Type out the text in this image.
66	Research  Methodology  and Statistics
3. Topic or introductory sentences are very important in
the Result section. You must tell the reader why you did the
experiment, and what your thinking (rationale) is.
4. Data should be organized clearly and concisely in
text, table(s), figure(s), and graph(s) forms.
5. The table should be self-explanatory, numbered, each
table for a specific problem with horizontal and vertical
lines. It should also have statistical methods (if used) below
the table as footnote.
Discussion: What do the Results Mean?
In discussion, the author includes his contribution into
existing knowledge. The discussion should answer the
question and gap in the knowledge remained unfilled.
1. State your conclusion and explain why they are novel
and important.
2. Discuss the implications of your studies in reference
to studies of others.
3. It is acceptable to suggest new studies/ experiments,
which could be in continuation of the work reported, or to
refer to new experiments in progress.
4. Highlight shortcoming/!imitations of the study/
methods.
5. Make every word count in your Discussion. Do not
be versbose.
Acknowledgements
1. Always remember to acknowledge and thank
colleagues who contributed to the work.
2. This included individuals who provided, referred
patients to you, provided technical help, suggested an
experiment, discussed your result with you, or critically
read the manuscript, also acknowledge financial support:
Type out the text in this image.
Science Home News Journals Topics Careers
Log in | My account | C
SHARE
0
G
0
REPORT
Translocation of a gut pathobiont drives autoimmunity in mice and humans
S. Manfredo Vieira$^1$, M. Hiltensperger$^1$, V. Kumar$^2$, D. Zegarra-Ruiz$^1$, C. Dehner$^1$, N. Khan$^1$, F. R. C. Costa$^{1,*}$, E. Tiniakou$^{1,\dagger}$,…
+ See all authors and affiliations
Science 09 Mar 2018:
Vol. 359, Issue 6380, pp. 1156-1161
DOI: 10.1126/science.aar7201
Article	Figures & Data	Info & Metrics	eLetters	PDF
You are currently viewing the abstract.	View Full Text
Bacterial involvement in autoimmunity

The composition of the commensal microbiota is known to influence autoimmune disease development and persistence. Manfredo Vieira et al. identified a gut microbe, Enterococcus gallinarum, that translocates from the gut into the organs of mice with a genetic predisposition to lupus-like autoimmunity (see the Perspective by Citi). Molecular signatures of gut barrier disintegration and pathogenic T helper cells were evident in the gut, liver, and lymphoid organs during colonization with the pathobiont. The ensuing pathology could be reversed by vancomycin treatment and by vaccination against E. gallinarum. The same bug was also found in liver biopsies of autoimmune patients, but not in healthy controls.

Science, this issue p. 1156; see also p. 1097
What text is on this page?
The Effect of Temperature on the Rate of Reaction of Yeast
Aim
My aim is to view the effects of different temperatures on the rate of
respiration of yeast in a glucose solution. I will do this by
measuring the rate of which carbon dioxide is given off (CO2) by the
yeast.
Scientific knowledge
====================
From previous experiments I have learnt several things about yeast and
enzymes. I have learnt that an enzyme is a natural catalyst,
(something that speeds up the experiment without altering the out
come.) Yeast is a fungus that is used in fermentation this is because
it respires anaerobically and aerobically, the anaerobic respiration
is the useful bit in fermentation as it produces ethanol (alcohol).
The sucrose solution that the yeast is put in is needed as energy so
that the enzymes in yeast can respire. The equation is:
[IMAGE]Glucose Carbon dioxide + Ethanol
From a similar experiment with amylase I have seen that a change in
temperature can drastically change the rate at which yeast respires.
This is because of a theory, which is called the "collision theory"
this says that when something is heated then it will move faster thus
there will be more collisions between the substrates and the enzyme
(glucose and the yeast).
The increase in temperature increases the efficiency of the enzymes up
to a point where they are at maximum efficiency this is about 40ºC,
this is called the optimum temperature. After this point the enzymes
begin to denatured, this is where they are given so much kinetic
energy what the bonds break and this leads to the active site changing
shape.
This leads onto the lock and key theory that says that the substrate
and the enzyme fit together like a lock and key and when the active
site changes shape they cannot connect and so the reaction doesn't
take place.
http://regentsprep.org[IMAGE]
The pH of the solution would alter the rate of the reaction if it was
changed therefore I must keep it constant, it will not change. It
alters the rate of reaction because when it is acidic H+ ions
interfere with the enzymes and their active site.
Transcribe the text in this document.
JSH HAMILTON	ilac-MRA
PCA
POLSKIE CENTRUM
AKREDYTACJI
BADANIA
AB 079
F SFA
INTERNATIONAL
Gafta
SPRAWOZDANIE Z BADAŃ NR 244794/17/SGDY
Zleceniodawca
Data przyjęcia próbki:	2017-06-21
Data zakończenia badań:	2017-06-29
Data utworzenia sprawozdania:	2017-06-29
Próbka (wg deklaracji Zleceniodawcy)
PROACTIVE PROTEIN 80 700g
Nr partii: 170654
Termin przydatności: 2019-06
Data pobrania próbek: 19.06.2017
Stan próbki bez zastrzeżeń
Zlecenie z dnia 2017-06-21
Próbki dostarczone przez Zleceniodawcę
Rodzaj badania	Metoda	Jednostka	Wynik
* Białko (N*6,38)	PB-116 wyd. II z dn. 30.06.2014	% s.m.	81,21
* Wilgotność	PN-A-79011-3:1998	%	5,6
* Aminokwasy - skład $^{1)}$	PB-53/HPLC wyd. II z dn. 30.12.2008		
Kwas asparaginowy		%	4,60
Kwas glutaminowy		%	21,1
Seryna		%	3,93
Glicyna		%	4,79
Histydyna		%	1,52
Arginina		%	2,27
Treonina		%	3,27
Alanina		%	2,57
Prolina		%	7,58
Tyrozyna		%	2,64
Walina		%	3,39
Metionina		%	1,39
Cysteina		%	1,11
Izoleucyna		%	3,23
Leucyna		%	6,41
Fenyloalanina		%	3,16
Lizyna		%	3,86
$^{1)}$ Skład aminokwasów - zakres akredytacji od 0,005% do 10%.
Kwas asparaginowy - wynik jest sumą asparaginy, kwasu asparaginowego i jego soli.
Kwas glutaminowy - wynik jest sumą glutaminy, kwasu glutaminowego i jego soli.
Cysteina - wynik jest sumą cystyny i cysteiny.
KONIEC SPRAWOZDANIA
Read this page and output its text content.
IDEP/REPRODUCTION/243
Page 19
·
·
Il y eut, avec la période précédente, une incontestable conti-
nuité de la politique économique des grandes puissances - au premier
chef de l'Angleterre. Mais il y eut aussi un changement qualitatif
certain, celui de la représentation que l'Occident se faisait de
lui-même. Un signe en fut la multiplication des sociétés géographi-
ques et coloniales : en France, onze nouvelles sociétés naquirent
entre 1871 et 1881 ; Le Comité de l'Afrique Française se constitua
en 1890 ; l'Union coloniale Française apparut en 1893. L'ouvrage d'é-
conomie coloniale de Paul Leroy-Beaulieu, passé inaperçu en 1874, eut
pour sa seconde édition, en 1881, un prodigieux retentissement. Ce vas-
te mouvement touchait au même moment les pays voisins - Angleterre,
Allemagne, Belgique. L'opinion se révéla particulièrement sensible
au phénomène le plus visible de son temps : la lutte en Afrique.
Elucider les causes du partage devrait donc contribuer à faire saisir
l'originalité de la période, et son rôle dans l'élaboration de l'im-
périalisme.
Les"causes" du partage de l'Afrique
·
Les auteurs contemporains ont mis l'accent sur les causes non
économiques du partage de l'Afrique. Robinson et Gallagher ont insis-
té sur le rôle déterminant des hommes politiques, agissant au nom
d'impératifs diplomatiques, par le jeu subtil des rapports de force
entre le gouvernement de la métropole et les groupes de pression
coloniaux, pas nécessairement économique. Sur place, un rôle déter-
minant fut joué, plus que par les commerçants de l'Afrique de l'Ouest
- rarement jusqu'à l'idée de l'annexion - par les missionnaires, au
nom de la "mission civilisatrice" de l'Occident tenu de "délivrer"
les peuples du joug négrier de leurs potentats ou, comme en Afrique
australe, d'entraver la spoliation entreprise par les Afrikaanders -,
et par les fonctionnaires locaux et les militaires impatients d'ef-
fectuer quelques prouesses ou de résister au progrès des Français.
---*---
## ABOUT THIS TASK
Each line above is to be reproduced exactly. Leave none out.

## SOLUTION FOR THIS EXERCISE
Type out the text in this image.
66	Research  Methodology  and Statistics
3. Topic or introductory sentences are very important in
the Result section. You must tell the reader why you did the
experiment, and what your thinking (rationale) is.
4. Data should be organized clearly and concisely in
text, table(s), figure(s), and graph(s) forms.
5. The table should be self-explanatory, numbered, each
table for a specific problem with horizontal and vertical
lines. It should also have statistical methods (if used) below
the table as footnote.
Discussion: What do the Results Mean?
In discussion, the author includes his contribution into
existing knowledge. The discussion should answer the
question and gap in the knowledge remained unfilled.
1. State your conclusion and explain why they are novel
and important.
2. Discuss the implications of your studies in reference
to studies of others.
3. It is acceptable to suggest new studies/ experiments,
which could be in continuation of the work reported, or to
refer to new experiments in progress.
4. Highlight shortcoming/!imitations of the study/
methods.
5. Make every word count in your Discussion. Do not
be versbose.
Acknowledgements
1. Always remember to acknowledge and thank
colleagues who contributed to the work.
2. This included individuals who provided, referred
patients to you, provided technical help, suggested an
experiment, discussed your result with you, or critically
read the manuscript, also acknowledge financial support:
Type out the text in this image.
Science Home News Journals Topics Careers
Log in | My account | C
SHARE
0
G
0
REPORT
Translocation of a gut pathobiont drives autoimmunity in mice and humans
S. Manfredo Vieira$^1$, M. Hiltensperger$^1$, V. Kumar$^2$, D. Zegarra-Ruiz$^1$, C. Dehner$^1$, N. Khan$^1$, F. R. C. Costa$^{1,*}$, E. Tiniakou$^{1,\dagger}$,…
+ See all authors and affiliations
Science 09 Mar 2018:
Vol. 359, Issue 6380, pp. 1156-1161
DOI: 10.1126/science.aar7201
Article	Figures & Data	Info & Metrics	eLetters	PDF
You are currently viewing the abstract.	View Full Text
Bacterial involvement in autoimmunity

The composition of the commensal microbiota is known to influence autoimmune disease development and persistence. Manfredo Vieira et al. identified a gut microbe, Enterococcus gallinarum, that translocates from the gut into the organs of mice with a genetic predisposition to lupus-like autoimmunity (see the Perspective by Citi). Molecular signatures of gut barrier disintegration and pathogenic T helper cells were evident in the gut, liver, and lymphoid organs during colonization with the pathobiont. The ensuing pathology could be reversed by vancomycin treatment and by vaccination against E. gallinarum. The same bug was also found in liver biopsies of autoimmune patients, but not in healthy controls.

Science, this issue p. 1156; see also p. 1097
What text is on this page?
The Effect of Temperature on the Rate of Reaction of Yeast
Aim
My aim is to view the effects of different temperatures on the rate of
respiration of yeast in a glucose solution. I will do this by
measuring the rate of which carbon dioxide is given off (CO2) by the
yeast.
Scientific knowledge
====================
From previous experiments I have learnt several things about yeast and
enzymes. I have learnt that an enzyme is a natural catalyst,
(something that speeds up the experiment without altering the out
come.) Yeast is a fungus that is used in fermentation this is because
it respires anaerobically and aerobically, the anaerobic respiration
is the useful bit in fermentation as it produces ethanol (alcohol).
The sucrose solution that the yeast is put in is needed as energy so
that the enzymes in yeast can respire. The equation is:
[IMAGE]Glucose Carbon dioxide + Ethanol
From a similar experiment with amylase I have seen that a change in
temperature can drastically change the rate at which yeast respires.
This is because of a theory, which is called the "collision theory"
this says that when something is heated then it will move faster thus
there will be more collisions between the substrates and the enzyme
(glucose and the yeast).
The increase in temperature increases the efficiency of the enzymes up
to a point where they are at maximum efficiency this is about 40ºC,
this is called the optimum temperature. After this point the enzymes
begin to denatured, this is where they are given so much kinetic
energy what the bonds break and this leads to the active site changing
shape.
This leads onto the lock and key theory that says that the substrate
and the enzyme fit together like a lock and key and when the active
site changes shape they cannot connect and so the reaction doesn't
take place.
http://regentsprep.org[IMAGE]
The pH of the solution would alter the rate of the reaction if it was
changed therefore I must keep it constant, it will not change. It
alters the rate of reaction because when it is acidic H+ ions
interfere with the enzymes and their active site.
Transcribe the text in this document.
JSH HAMILTON	ilac-MRA
PCA
POLSKIE CENTRUM
AKREDYTACJI
BADANIA
AB 079
F SFA
INTERNATIONAL
Gafta
SPRAWOZDANIE Z BADAŃ NR 244794/17/SGDY
Zleceniodawca
Data przyjęcia próbki:	2017-06-21
Data zakończenia badań:	2017-06-29
Data utworzenia sprawozdania:	2017-06-29
Próbka (wg deklaracji Zleceniodawcy)
PROACTIVE PROTEIN 80 700g
Nr partii: 170654
Termin przydatności: 2019-06
Data pobrania próbek: 19.06.2017
Stan próbki bez zastrzeżeń
Zlecenie z dnia 2017-06-21
Próbki dostarczone przez Zleceniodawcę
Rodzaj badania	Metoda	Jednostka	Wynik
* Białko (N*6,38)	PB-116 wyd. II z dn. 30.06.2014	% s.m.	81,21
* Wilgotność	PN-A-79011-3:1998	%	5,6
* Aminokwasy - skład $^{1)}$	PB-53/HPLC wyd. II z dn. 30.12.2008		
Kwas asparaginowy		%	4,60
Kwas glutaminowy		%	21,1
Seryna		%	3,93
Glicyna		%	4,79
Histydyna		%	1,52
Arginina		%	2,27
Treonina		%	3,27
Alanina		%	2,57
Prolina		%	7,58
Tyrozyna		%	2,64
Walina		%	3,39
Metionina		%	1,39
Cysteina		%	1,11
Izoleucyna		%	3,23
Leucyna		%	6,41
Fenyloalanina		%	3,16
Lizyna		%	3,86
$^{1)}$ Skład aminokwasów - zakres akredytacji od 0,005% do 10%.
Kwas asparaginowy - wynik jest sumą asparaginy, kwasu asparaginowego i jego soli.
Kwas glutaminowy - wynik jest sumą glutaminy, kwasu glutaminowego i jego soli.
Cysteina - wynik jest sumą cystyny i cysteiny.
KONIEC SPRAWOZDANIA
Read this page and output its text content.
IDEP/REPRODUCTION/243
Page 19
·
·
Il y eut, avec la période précédente, une incontestable conti-
nuité de la politique économique des grandes puissances - au premier
chef de l'Angleterre. Mais il y eut aussi un changement qualitatif
certain, celui de la représentation que l'Occident se faisait de
lui-même. Un signe en fut la multiplication des sociétés géographi-
ques et coloniales : en France, onze nouvelles sociétés naquirent
entre 1871 et 1881 ; Le Comité de l'Afrique Française se constitua
en 1890 ; l'Union coloniale Française apparut en 1893. L'ouvrage d'é-
conomie coloniale de Paul Leroy-Beaulieu, passé inaperçu en 1874, eut
pour sa seconde édition, en 1881, un prodigieux retentissement. Ce vas-
te mouvement touchait au même moment les pays voisins - Angleterre,
Allemagne, Belgique. L'opinion se révéla particulièrement sensible
au phénomène le plus visible de son temps : la lutte en Afrique.
Elucider les causes du partage devrait donc contribuer à faire saisir
l'originalité de la période, et son rôle dans l'élaboration de l'im-
périalisme.
Les"causes" du partage de l'Afrique
·
Les auteurs contemporains ont mis l'accent sur les causes non
économiques du partage de l'Afrique. Robinson et Gallagher ont insis-
té sur le rôle déterminant des hommes politiques, agissant au nom
d'impératifs diplomatiques, par le jeu subtil des rapports de force
entre le gouvernement de la métropole et les groupes de pression
coloniaux, pas nécessairement économique. Sur place, un rôle déter-
minant fut joué, plus que par les commerçants de l'Afrique de l'Ouest
- rarement jusqu'à l'idée de l'annexion - par les missionnaires, au
nom de la "mission civilisatrice" de l'Occident tenu de "délivrer"
les peuples du joug négrier de leurs potentats ou, comme en Afrique
australe, d'entraver la spoliation entreprise par les Afrikaanders -,
et par les fonctionnaires locaux et les militaires impatients d'ef-
fectuer quelques prouesses ou de résister au progrès des Français.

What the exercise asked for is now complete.